[Dataset records]
━━━━━━━━━━━━━━━━
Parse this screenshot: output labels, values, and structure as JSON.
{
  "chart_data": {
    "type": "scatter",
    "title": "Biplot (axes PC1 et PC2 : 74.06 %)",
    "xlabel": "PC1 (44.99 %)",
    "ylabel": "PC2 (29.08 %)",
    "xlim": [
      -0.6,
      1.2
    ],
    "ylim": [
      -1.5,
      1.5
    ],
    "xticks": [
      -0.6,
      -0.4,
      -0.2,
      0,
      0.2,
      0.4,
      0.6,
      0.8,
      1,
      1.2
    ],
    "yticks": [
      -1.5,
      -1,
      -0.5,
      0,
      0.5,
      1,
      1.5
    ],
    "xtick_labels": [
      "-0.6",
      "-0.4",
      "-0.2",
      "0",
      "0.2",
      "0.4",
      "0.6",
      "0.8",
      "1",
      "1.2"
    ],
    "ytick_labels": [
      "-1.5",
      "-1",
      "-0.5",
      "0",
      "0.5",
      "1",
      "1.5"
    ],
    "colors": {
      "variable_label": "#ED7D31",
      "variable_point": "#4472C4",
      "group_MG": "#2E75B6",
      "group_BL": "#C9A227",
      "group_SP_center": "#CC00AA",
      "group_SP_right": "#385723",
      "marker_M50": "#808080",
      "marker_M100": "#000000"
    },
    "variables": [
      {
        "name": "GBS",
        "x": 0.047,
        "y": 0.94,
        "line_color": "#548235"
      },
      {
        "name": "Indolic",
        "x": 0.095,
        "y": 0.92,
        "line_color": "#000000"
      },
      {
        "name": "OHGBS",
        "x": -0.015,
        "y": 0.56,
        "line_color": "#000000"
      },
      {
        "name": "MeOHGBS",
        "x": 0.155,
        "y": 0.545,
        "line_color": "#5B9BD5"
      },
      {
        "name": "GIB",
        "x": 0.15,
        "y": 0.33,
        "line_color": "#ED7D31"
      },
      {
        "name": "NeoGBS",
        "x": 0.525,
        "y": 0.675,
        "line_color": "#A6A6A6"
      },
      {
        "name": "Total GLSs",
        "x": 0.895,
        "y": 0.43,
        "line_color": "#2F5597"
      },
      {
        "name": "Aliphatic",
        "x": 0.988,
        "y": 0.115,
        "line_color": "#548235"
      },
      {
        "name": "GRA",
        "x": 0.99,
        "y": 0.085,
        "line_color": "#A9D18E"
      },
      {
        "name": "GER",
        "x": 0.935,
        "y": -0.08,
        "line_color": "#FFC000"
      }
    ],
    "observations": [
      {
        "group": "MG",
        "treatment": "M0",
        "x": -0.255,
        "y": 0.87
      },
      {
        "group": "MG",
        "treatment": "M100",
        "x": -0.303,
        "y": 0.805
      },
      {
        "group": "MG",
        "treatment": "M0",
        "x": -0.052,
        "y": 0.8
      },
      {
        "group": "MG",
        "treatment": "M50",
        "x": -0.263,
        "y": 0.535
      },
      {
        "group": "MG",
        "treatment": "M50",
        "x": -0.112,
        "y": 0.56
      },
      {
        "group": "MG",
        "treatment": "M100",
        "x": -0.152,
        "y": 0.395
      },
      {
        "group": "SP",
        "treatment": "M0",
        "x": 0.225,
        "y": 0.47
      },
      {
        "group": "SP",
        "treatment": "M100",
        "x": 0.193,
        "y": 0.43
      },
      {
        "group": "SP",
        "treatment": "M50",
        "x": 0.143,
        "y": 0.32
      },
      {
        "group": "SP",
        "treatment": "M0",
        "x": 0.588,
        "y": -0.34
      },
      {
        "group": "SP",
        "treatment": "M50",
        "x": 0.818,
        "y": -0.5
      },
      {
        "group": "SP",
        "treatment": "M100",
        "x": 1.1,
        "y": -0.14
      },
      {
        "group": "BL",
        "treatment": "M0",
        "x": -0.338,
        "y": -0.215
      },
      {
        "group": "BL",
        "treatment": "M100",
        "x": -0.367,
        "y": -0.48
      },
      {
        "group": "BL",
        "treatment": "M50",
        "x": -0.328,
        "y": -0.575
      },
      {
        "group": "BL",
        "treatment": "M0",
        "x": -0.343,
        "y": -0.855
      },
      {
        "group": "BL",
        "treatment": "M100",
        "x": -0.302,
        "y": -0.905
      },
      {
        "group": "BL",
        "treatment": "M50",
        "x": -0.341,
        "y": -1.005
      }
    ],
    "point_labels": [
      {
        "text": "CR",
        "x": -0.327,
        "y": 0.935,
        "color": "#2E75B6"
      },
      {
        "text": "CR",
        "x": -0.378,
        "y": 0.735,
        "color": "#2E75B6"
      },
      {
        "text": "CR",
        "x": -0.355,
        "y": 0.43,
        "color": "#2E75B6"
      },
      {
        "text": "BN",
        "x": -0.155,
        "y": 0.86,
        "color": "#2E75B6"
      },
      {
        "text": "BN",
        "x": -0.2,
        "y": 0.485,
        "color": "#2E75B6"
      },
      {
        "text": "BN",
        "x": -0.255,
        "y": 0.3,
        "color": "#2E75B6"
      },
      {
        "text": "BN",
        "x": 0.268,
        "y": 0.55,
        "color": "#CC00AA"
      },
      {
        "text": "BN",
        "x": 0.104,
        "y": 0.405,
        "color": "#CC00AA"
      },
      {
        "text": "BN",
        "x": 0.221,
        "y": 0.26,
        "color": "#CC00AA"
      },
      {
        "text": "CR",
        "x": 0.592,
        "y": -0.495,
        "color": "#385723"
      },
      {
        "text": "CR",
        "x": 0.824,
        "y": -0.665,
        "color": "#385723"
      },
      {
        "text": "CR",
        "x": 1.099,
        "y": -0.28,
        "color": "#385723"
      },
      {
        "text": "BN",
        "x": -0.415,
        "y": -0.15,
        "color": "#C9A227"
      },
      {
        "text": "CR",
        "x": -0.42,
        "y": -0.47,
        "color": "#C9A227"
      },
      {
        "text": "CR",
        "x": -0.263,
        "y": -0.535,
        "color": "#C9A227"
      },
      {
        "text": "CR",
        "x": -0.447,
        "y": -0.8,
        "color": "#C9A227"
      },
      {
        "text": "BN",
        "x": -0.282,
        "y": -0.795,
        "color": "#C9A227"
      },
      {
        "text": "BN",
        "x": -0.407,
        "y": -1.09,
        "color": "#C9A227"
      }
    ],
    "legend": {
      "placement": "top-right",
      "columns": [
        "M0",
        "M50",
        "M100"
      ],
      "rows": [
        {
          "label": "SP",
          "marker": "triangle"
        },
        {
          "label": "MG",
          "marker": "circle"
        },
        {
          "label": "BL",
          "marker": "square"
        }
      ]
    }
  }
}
━━━━━━━━━━━━━━━━
WORK REQUIRED:
Reproduce the data in full, exactly as presented.

WRITTEN ANSWER:
Parse this screenshot: output labels, values, and structure as JSON.
{
  "chart_data": {
    "type": "scatter",
    "title": "Biplot (axes PC1 et PC2 : 74.06 %)",
    "xlabel": "PC1 (44.99 %)",
    "ylabel": "PC2 (29.08 %)",
    "xlim": [
      -0.6,
      1.2
    ],
    "ylim": [
      -1.5,
      1.5
    ],
    "xticks": [
      -0.6,
      -0.4,
      -0.2,
      0,
      0.2,
      0.4,
      0.6,
      0.8,
      1,
      1.2
    ],
    "yticks": [
      -1.5,
      -1,
      -0.5,
      0,
      0.5,
      1,
      1.5
    ],
    "xtick_labels": [
      "-0.6",
      "-0.4",
      "-0.2",
      "0",
      "0.2",
      "0.4",
      "0.6",
      "0.8",
      "1",
      "1.2"
    ],
    "ytick_labels": [
      "-1.5",
      "-1",
      "-0.5",
      "0",
      "0.5",
      "1",
      "1.5"
    ],
    "colors": {
      "variable_label": "#ED7D31",
      "variable_point": "#4472C4",
      "group_MG": "#2E75B6",
      "group_BL": "#C9A227",
      "group_SP_center": "#CC00AA",
      "group_SP_right": "#385723",
      "marker_M50": "#808080",
      "marker_M100": "#000000"
    },
    "variables": [
      {
        "name": "GBS",
        "x": 0.047,
        "y": 0.94,
        "line_color": "#548235"
      },
      {
        "name": "Indolic",
        "x": 0.095,
        "y": 0.92,
        "line_color": "#000000"
      },
      {
        "name": "OHGBS",
        "x": -0.015,
        "y": 0.56,
        "line_color": "#000000"
      },
      {
        "name": "MeOHGBS",
        "x": 0.155,
        "y": 0.545,
        "line_color": "#5B9BD5"
      },
      {
        "name": "GIB",
        "x": 0.15,
        "y": 0.33,
        "line_color": "#ED7D31"
      },
      {
        "name": "NeoGBS",
        "x": 0.525,
        "y": 0.675,
        "line_color": "#A6A6A6"
      },
      {
        "name": "Total GLSs",
        "x": 0.895,
        "y": 0.43,
        "line_color": "#2F5597"
      },
      {
        "name": "Aliphatic",
        "x": 0.988,
        "y": 0.115,
        "line_color": "#548235"
      },
      {
        "name": "GRA",
        "x": 0.99,
        "y": 0.085,
        "line_color": "#A9D18E"
      },
      {
        "name": "GER",
        "x": 0.935,
        "y": -0.08,
        "line_color": "#FFC000"
      }
    ],
    "observations": [
      {
        "group": "MG",
        "treatment": "M0",
        "x": -0.255,
        "y": 0.87
      },
      {
        "group": "MG",
        "treatment": "M100",
        "x": -0.303,
        "y": 0.805
      },
      {
        "group": "MG",
        "treatment": "M0",
        "x": -0.052,
        "y": 0.8
      },
      {
        "group": "MG",
        "treatment": "M50",
        "x": -0.263,
        "y": 0.535
      },
      {
        "group": "MG",
        "treatment": "M50",
        "x": -0.112,
        "y": 0.56
      },
      {
        "group": "MG",
        "treatment": "M100",
        "x": -0.152,
        "y": 0.395
      },
      {
        "group": "SP",
        "treatment": "M0",
        "x": 0.225,
        "y": 0.47
      },
      {
        "group": "SP",
        "treatment": "M100",
        "x": 0.193,
        "y": 0.43
      },
      {
        "group": "SP",
        "treatment": "M50",
        "x": 0.143,
        "y": 0.32
      },
      {
        "group": "SP",
        "treatment": "M0",
        "x": 0.588,
        "y": -0.34
      },
      {
        "group": "SP",
        "treatment": "M50",
        "x": 0.818,
        "y": -0.5
      },
      {
        "group": "SP",
        "treatment": "M100",
        "x": 1.1,
        "y": -0.14
      },
      {
        "group": "BL",
        "treatment": "M0",
        "x": -0.338,
        "y": -0.215
      },
      {
        "group": "BL",
        "treatment": "M100",
        "x": -0.367,
        "y": -0.48
      },
      {
        "group": "BL",
        "treatment": "M50",
        "x": -0.328,
        "y": -0.575
      },
      {
        "group": "BL",
        "treatment": "M0",
        "x": -0.343,
        "y": -0.855
      },
      {
        "group": "BL",
        "treatment": "M100",
        "x": -0.302,
        "y": -0.905
      },
      {
        "group": "BL",
        "treatment": "M50",
        "x": -0.341,
        "y": -1.005
      }
    ],
    "point_labels": [
      {
        "text": "CR",
        "x": -0.327,
        "y": 0.935,
        "color": "#2E75B6"
      },
      {
        "text": "CR",
        "x": -0.378,
        "y": 0.735,
        "color": "#2E75B6"
      },
      {
        "text": "CR",
        "x": -0.355,
        "y": 0.43,
        "color": "#2E75B6"
      },
      {
        "text": "BN",
        "x": -0.155,
        "y": 0.86,
        "color": "#2E75B6"
      },
      {
        "text": "BN",
        "x": -0.2,
        "y": 0.485,
        "color": "#2E75B6"
      },
      {
        "text": "BN",
        "x": -0.255,
        "y": 0.3,
        "color": "#2E75B6"
      },
      {
        "text": "BN",
        "x": 0.268,
        "y": 0.55,
        "color": "#CC00AA"
      },
      {
        "text": "BN",
        "x": 0.104,
        "y": 0.405,
        "color": "#CC00AA"
      },
      {
        "text": "BN",
        "x": 0.221,
        "y": 0.26,
        "color": "#CC00AA"
      },
      {
        "text": "CR",
        "x": 0.592,
        "y": -0.495,
        "color": "#385723"
      },
      {
        "text": "CR",
        "x": 0.824,
        "y": -0.665,
        "color": "#385723"
      },
      {
        "text": "CR",
        "x": 1.099,
        "y": -0.28,
        "color": "#385723"
      },
      {
        "text": "BN",
        "x": -0.415,
        "y": -0.15,
        "color": "#C9A227"
      },
      {
        "text": "CR",
        "x": -0.42,
        "y": -0.47,
        "color": "#C9A227"
      },
      {
        "text": "CR",
        "x": -0.263,
        "y": -0.535,
        "color": "#C9A227"
      },
      {
        "text": "CR",
        "x": -0.447,
        "y": -0.8,
        "color": "#C9A227"
      },
      {
        "text": "BN",
        "x": -0.282,
        "y": -0.795,
        "color": "#C9A227"
      },
      {
        "text": "BN",
        "x": -0.407,
        "y": -1.09,
        "color": "#C9A227"
      }
    ],
    "legend": {
      "placement": "top-right",
      "columns": [
        "M0",
        "M50",
        "M100"
      ],
      "rows": [
        {
          "label": "SP",
          "marker": "triangle"
        },
        {
          "label": "MG",
          "marker": "circle"
        },
        {
          "label": "BL",
          "marker": "square"
        }
      ]
    }
  }
}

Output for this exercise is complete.